■ **Directive**:
From the listing below, extract each line containing the string "name".
....
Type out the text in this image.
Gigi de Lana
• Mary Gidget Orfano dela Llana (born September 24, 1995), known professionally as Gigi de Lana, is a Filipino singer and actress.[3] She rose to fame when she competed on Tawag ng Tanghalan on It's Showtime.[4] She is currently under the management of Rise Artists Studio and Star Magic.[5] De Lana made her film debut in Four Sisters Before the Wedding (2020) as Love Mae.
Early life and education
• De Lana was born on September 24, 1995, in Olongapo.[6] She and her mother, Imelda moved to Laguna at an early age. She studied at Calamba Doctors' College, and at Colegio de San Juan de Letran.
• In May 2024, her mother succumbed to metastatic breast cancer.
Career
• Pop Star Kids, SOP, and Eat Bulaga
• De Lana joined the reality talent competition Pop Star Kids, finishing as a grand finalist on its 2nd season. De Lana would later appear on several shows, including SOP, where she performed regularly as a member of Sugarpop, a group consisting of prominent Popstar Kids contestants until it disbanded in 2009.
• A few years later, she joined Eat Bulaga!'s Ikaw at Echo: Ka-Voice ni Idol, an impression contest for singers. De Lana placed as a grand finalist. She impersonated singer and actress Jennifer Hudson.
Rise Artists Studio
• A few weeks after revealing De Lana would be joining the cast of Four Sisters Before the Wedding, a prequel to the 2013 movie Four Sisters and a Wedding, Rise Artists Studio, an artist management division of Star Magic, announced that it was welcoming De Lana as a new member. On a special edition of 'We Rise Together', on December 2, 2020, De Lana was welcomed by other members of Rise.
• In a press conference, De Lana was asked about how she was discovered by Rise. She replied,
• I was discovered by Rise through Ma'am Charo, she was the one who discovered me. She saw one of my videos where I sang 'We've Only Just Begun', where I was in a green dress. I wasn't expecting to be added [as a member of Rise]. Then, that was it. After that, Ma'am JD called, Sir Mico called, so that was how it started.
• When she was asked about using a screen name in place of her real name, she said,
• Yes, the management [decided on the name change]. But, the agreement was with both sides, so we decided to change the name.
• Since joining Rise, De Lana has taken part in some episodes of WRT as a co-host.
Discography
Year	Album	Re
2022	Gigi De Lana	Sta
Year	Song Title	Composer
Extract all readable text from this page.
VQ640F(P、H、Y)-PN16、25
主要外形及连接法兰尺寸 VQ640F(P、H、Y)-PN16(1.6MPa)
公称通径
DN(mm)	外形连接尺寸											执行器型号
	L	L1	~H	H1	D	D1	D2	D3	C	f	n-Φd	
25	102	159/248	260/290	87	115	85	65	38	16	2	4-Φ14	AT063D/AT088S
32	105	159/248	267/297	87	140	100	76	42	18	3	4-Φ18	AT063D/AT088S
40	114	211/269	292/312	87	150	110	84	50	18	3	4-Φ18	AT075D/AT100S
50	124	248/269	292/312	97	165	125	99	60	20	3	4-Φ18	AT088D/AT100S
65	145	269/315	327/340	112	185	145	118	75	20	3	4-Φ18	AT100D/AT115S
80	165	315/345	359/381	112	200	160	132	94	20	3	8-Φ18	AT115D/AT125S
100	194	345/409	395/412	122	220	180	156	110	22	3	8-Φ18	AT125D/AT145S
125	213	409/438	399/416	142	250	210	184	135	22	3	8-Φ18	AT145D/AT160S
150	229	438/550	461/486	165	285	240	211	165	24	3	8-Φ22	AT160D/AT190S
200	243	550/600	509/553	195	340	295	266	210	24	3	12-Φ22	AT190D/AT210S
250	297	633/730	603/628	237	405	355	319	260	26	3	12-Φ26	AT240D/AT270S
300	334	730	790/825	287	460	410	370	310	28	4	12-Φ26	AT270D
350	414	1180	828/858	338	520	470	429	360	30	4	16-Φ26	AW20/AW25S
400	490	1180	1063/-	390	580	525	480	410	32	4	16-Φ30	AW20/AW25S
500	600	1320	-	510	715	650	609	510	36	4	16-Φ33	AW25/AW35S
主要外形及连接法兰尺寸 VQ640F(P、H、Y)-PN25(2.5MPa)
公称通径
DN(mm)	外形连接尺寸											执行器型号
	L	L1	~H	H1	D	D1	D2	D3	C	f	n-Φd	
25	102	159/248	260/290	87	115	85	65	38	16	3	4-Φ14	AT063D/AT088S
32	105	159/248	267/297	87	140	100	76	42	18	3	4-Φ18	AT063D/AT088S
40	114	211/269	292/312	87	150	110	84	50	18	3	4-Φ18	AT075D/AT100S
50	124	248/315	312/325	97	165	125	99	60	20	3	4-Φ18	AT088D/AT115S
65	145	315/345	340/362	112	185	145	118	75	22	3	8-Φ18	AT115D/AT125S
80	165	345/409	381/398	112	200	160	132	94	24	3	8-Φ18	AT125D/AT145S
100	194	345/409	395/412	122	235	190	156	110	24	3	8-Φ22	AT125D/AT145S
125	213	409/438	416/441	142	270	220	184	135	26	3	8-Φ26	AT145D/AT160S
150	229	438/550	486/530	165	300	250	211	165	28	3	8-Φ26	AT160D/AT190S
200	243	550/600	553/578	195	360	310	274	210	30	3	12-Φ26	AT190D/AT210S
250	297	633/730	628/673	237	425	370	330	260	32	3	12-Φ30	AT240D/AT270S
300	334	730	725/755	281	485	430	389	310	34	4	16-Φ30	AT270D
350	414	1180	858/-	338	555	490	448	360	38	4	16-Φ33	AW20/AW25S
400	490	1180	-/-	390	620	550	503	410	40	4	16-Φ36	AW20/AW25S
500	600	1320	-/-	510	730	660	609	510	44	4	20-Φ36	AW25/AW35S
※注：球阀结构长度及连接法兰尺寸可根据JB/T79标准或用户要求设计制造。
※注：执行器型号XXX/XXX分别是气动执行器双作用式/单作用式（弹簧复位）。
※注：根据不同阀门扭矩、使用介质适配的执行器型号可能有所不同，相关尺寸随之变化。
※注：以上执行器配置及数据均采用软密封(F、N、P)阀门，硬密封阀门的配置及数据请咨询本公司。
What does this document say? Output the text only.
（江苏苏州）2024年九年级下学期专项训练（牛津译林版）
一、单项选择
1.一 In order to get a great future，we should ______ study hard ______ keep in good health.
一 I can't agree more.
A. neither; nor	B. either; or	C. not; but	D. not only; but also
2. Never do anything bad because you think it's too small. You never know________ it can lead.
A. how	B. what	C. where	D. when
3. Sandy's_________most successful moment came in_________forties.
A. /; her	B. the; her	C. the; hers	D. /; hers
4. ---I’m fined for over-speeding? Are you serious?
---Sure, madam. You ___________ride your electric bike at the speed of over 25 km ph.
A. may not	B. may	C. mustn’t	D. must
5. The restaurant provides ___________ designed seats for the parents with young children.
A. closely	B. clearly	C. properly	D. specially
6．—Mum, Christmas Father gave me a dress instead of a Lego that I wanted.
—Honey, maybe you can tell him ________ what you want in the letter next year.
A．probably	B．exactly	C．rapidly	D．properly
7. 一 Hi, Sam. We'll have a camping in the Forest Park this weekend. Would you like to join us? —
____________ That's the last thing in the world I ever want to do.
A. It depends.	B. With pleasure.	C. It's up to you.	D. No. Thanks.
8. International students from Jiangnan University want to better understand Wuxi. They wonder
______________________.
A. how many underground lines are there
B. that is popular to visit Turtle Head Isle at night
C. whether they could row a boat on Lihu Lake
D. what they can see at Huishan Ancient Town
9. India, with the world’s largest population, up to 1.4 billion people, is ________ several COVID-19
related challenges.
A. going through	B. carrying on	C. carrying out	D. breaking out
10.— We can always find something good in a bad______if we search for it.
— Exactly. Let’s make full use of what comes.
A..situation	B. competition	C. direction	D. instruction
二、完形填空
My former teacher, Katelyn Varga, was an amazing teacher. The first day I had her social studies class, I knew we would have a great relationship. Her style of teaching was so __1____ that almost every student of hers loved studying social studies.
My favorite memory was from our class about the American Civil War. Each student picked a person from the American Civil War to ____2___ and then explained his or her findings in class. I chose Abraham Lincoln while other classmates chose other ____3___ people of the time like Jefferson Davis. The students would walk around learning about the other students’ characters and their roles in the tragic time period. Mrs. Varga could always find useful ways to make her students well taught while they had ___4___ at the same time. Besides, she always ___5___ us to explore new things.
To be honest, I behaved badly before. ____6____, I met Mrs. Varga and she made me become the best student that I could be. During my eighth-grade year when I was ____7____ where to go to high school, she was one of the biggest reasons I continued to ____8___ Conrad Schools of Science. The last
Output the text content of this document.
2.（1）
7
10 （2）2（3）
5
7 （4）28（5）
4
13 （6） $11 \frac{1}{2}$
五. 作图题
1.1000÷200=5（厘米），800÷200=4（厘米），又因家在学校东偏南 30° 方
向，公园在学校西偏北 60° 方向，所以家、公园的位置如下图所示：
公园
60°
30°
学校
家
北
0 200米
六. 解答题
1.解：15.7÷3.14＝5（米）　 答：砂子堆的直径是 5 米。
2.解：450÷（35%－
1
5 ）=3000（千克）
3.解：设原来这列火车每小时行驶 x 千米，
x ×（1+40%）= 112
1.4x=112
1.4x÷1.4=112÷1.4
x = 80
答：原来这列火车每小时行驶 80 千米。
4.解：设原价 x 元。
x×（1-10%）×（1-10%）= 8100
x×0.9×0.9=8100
....
■ **Solution to the problem**:
• When she was asked about using a screen name in place of her real name, she said,
• Yes, the management [decided on the name change]. But, the agreement was with both sides, so we decided to change the name.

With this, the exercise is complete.